◆ **GIVEN REQUEST**
Which lines hold the word "this"? Copy each of them from the material.
%%
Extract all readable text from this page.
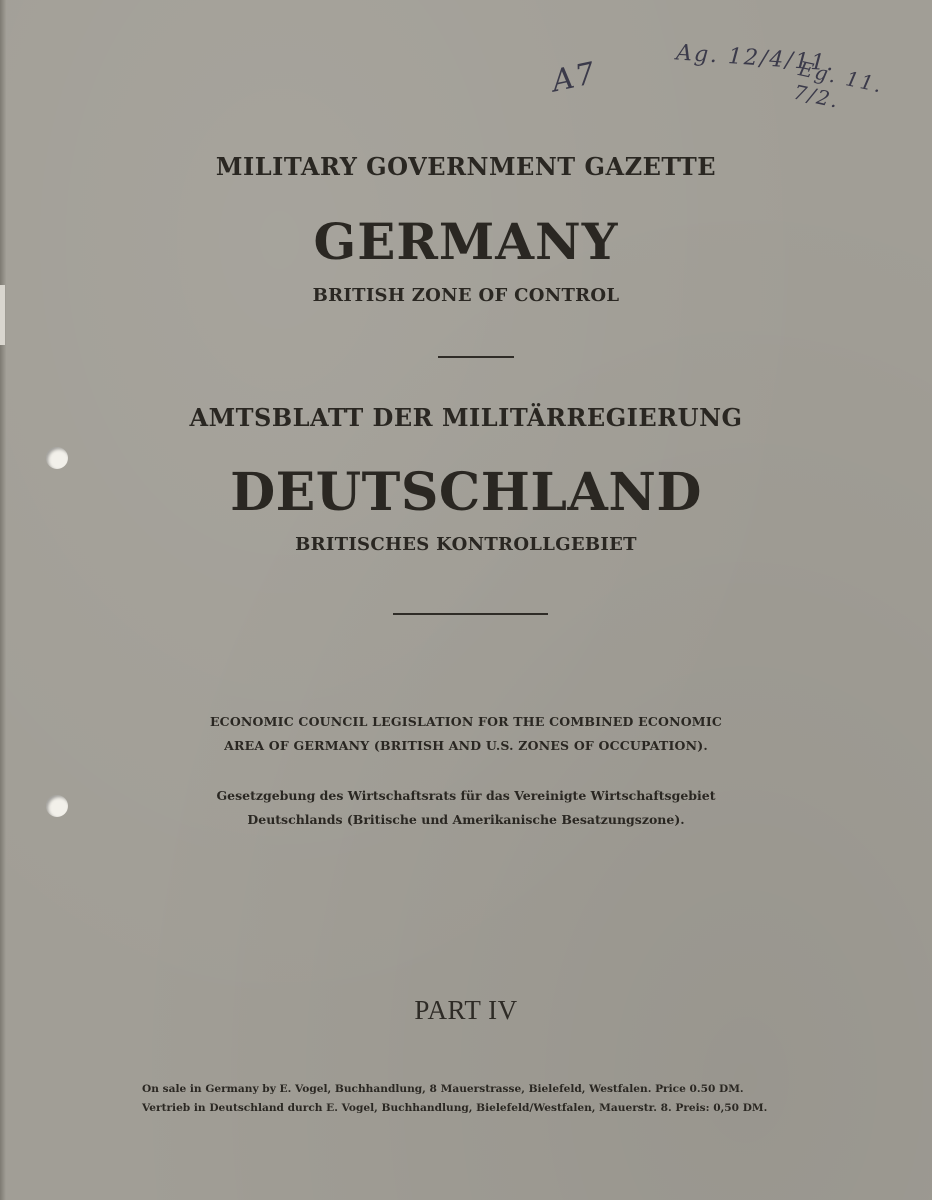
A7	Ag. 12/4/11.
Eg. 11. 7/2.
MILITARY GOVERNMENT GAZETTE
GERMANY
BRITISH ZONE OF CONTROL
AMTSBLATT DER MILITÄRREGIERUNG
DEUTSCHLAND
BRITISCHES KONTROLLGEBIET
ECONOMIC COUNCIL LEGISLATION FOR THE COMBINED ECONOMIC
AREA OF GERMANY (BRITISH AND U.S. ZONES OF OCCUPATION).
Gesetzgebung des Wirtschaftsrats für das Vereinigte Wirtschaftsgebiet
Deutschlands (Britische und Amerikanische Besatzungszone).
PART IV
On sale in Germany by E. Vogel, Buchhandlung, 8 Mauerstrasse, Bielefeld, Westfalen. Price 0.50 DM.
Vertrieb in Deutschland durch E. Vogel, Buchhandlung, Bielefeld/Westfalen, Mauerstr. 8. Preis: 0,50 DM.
%%
%%
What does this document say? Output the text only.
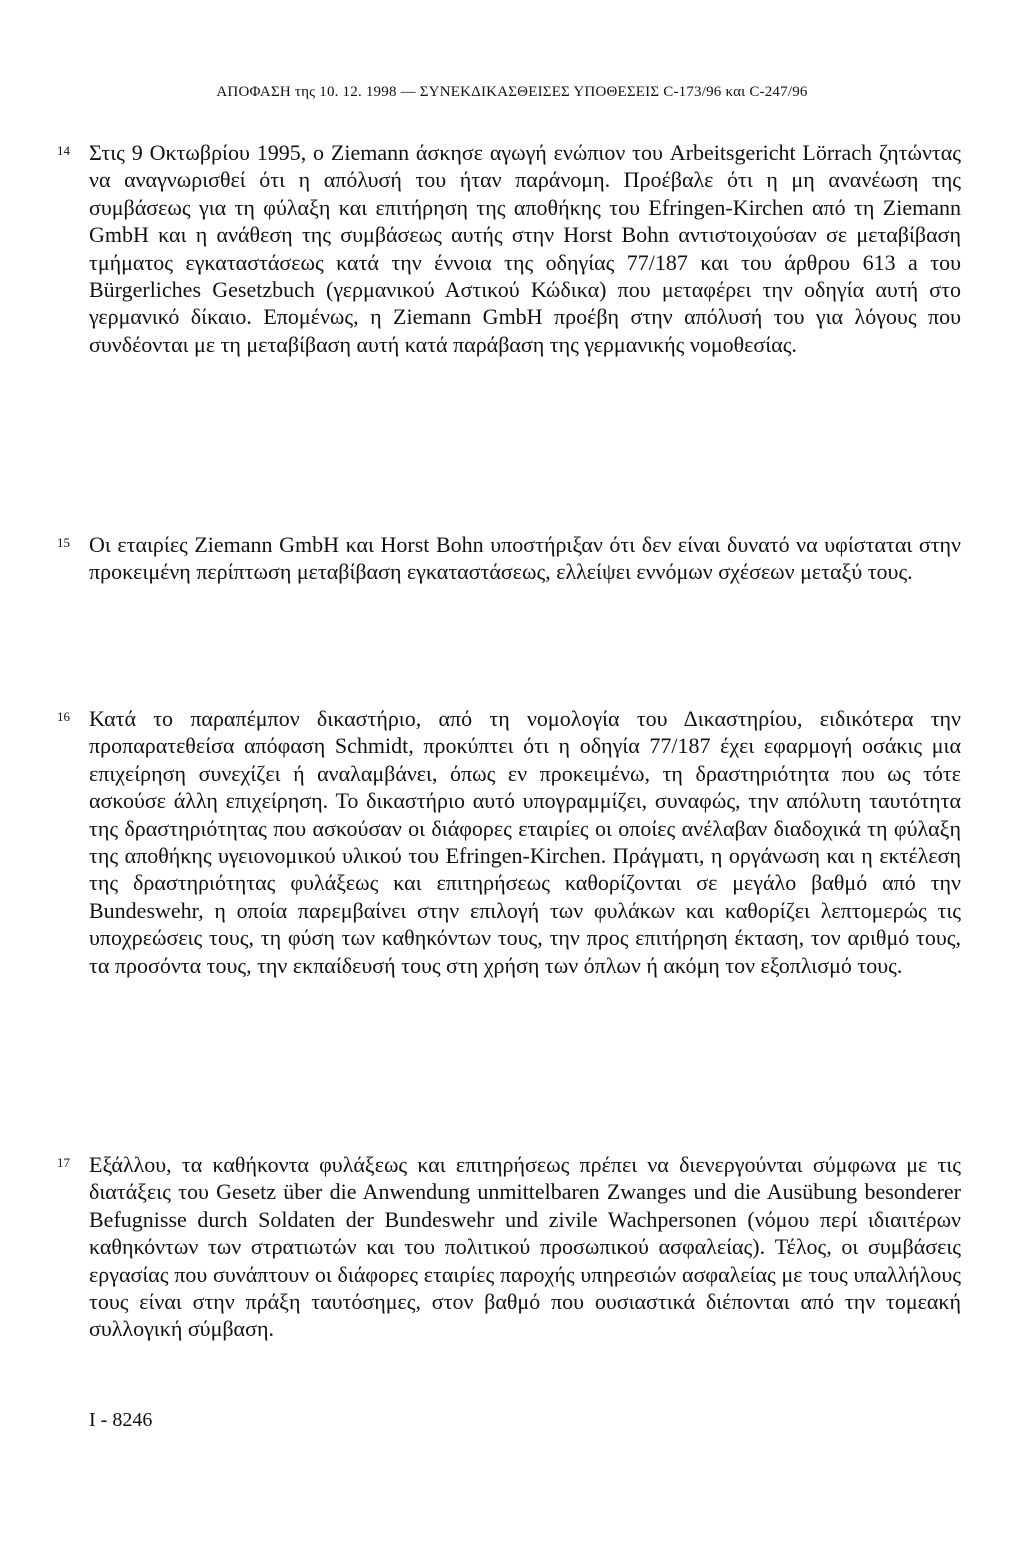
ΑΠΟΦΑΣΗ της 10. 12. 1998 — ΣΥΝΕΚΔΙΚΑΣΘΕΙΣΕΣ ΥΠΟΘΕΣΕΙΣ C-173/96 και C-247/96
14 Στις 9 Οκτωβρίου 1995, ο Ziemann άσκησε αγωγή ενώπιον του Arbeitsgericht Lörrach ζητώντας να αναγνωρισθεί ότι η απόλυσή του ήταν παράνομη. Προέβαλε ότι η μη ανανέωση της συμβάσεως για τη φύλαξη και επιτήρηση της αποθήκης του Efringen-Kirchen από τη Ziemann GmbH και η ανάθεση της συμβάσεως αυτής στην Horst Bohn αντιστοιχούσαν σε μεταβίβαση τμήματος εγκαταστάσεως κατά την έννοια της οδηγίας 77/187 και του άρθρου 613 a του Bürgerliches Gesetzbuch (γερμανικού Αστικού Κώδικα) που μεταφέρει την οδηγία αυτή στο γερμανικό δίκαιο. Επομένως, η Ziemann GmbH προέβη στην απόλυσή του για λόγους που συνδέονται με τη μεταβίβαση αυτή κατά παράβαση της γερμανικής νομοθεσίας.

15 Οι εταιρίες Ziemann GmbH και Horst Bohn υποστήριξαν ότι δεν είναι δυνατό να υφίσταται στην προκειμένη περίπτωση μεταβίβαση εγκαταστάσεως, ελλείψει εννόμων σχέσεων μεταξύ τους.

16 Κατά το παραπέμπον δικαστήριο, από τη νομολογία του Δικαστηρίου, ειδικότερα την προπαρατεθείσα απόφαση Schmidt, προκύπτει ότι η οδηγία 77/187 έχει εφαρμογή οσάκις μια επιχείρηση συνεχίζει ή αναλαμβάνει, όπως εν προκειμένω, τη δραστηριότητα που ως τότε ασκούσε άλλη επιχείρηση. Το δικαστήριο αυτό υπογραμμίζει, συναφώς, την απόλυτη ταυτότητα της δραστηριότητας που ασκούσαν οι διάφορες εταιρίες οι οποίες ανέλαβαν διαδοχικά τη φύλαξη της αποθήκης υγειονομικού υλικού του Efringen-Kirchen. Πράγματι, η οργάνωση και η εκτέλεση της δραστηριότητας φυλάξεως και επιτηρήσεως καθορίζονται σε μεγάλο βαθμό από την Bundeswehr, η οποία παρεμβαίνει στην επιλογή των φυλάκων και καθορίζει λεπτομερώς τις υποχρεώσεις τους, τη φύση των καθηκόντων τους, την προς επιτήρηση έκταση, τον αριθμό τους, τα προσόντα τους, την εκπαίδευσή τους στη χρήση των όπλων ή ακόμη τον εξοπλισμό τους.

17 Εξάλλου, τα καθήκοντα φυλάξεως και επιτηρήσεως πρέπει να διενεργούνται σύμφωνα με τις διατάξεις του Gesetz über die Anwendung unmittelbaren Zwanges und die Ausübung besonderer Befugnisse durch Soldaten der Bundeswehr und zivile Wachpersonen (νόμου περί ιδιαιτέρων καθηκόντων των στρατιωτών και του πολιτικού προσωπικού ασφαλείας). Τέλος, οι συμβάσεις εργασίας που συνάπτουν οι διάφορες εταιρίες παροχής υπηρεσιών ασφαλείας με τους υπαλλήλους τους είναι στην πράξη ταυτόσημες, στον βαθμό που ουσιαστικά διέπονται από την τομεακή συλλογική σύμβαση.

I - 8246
%%
◆ **EXERCISE OUTPUT**
Extract all readable text from this page.
What does this document say? Output the text only.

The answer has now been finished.